● **Records to process**:
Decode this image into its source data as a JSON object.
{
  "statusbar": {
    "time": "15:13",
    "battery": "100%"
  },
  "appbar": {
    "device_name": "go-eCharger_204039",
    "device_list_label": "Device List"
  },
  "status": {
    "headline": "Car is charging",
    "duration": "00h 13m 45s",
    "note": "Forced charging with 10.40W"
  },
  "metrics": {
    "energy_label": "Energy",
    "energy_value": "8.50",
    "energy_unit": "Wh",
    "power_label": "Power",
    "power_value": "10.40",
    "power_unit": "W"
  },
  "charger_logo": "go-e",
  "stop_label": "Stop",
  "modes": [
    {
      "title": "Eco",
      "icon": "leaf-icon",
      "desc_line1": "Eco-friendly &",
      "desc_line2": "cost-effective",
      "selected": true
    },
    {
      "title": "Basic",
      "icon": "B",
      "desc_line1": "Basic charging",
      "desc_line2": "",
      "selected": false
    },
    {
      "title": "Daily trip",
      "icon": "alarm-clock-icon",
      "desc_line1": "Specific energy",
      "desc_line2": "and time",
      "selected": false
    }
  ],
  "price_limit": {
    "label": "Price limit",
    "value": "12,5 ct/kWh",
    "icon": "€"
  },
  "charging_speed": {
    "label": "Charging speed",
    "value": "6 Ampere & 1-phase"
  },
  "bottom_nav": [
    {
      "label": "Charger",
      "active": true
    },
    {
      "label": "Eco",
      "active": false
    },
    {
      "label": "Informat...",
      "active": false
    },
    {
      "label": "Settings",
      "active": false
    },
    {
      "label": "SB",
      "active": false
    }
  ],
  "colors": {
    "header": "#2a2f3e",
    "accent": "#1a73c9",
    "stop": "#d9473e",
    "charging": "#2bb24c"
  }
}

● **Do this**:
Copy out each line above, character for character.

● **Response to the task**:
Decode this image into its source data as a JSON object.
{
  "statusbar": {
    "time": "15:13",
    "battery": "100%"
  },
  "appbar": {
    "device_name": "go-eCharger_204039",
    "device_list_label": "Device List"
  },
  "status": {
    "headline": "Car is charging",
    "duration": "00h 13m 45s",
    "note": "Forced charging with 10.40W"
  },
  "metrics": {
    "energy_label": "Energy",
    "energy_value": "8.50",
    "energy_unit": "Wh",
    "power_label": "Power",
    "power_value": "10.40",
    "power_unit": "W"
  },
  "charger_logo": "go-e",
  "stop_label": "Stop",
  "modes": [
    {
      "title": "Eco",
      "icon": "leaf-icon",
      "desc_line1": "Eco-friendly &",
      "desc_line2": "cost-effective",
      "selected": true
    },
    {
      "title": "Basic",
      "icon": "B",
      "desc_line1": "Basic charging",
      "desc_line2": "",
      "selected": false
    },
    {
      "title": "Daily trip",
      "icon": "alarm-clock-icon",
      "desc_line1": "Specific energy",
      "desc_line2": "and time",
      "selected": false
    }
  ],
  "price_limit": {
    "label": "Price limit",
    "value": "12,5 ct/kWh",
    "icon": "€"
  },
  "charging_speed": {
    "label": "Charging speed",
    "value": "6 Ampere & 1-phase"
  },
  "bottom_nav": [
    {
      "label": "Charger",
      "active": true
    },
    {
      "label": "Eco",
      "active": false
    },
    {
      "label": "Informat...",
      "active": false
    },
    {
      "label": "Settings",
      "active": false
    },
    {
      "label": "SB",
      "active": false
    }
  ],
  "colors": {
    "header": "#2a2f3e",
    "accent": "#1a73c9",
    "stop": "#d9473e",
    "charging": "#2bb24c"
  }
}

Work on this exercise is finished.